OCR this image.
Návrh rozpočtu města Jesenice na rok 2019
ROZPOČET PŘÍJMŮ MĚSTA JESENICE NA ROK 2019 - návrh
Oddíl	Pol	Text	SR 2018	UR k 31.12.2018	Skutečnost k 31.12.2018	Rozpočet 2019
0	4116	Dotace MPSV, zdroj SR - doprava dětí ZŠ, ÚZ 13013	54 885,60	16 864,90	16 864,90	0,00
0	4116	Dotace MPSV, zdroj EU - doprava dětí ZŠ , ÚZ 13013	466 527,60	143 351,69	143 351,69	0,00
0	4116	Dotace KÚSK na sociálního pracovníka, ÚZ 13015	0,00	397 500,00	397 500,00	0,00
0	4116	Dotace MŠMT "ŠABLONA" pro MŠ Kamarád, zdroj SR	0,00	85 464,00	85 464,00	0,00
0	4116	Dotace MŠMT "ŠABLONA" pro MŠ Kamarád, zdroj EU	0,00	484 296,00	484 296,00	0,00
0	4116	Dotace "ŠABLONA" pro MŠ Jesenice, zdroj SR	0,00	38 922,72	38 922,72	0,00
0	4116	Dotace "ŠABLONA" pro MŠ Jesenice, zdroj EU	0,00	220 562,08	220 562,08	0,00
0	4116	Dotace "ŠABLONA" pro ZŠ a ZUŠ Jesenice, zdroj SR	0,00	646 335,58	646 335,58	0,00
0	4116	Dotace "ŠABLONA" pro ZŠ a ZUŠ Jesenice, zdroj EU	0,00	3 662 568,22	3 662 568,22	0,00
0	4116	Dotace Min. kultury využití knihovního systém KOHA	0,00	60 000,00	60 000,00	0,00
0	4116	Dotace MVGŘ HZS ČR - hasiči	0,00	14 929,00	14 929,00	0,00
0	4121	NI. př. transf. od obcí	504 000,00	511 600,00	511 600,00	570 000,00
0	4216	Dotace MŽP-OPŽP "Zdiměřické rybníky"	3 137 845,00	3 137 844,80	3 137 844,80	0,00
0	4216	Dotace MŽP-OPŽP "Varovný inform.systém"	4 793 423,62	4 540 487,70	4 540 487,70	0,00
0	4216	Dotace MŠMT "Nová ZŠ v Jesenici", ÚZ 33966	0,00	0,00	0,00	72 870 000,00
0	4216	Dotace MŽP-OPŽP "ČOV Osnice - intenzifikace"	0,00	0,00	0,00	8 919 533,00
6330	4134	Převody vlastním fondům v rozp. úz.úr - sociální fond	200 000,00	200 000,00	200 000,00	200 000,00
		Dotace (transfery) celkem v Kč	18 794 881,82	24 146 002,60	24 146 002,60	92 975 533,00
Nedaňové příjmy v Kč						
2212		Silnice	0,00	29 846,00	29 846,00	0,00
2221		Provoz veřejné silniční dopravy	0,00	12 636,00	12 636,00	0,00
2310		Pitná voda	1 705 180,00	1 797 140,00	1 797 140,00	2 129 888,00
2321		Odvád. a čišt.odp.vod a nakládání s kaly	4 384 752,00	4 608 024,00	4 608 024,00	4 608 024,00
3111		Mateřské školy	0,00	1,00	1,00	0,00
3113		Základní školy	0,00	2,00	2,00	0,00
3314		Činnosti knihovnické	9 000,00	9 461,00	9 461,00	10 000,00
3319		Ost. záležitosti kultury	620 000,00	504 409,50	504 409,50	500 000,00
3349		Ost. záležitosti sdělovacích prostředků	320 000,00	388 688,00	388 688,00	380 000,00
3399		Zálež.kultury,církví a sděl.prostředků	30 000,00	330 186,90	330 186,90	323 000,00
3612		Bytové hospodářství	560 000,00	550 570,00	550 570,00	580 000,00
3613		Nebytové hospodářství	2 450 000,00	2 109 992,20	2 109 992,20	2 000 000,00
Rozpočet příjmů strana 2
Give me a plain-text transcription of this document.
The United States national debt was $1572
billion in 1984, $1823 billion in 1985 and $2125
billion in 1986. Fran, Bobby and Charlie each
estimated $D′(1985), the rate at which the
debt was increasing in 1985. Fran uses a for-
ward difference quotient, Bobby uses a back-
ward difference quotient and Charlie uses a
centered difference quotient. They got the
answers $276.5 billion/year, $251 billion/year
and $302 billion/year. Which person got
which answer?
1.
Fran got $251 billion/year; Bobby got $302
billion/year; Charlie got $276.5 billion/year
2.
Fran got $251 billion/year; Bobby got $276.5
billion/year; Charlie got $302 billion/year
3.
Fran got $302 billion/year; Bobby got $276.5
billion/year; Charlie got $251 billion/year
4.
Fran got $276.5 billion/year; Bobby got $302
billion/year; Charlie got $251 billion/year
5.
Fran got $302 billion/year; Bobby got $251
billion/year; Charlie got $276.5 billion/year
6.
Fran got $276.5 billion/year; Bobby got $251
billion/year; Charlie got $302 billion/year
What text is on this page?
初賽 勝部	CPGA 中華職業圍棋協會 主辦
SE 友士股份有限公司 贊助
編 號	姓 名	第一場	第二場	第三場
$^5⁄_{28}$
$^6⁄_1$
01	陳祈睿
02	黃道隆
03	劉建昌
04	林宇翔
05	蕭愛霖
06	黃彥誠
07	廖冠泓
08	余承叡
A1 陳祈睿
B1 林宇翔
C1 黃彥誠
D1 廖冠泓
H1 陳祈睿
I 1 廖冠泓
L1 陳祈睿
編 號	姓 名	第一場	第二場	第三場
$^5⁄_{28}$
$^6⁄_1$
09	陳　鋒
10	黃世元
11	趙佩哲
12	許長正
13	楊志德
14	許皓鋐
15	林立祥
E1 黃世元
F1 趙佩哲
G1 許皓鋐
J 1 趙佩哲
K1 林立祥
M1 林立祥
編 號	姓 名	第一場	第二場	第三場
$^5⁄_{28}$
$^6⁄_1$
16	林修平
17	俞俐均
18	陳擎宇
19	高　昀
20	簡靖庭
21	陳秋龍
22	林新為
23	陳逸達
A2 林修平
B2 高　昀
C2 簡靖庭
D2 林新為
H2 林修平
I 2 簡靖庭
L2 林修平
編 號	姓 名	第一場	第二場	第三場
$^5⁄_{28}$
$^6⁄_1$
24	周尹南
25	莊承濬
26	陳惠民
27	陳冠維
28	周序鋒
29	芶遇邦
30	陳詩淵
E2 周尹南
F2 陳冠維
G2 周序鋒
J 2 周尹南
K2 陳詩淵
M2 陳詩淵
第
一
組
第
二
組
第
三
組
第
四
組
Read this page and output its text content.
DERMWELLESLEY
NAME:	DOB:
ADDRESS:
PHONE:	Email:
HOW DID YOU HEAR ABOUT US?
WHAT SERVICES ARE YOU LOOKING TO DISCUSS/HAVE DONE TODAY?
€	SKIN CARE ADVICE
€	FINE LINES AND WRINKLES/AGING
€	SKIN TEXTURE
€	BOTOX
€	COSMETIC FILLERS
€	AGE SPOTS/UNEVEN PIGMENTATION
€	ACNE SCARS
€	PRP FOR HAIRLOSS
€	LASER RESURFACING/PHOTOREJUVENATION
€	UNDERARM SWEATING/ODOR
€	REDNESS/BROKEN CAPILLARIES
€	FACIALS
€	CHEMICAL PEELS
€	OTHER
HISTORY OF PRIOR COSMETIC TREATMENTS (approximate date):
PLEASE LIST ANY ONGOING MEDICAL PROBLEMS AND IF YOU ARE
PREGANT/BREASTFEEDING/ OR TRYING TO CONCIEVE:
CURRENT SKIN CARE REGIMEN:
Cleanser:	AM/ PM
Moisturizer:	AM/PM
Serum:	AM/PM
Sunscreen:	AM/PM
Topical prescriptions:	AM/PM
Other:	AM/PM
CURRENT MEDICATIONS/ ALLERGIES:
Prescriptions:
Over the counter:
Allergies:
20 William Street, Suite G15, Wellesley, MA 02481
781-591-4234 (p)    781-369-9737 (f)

Set problem | Pull out all lines containing the word "debt" from the entries above.

Written solution |
The United States national debt was $1572
debt was increasing in 1985. Fran uses a for-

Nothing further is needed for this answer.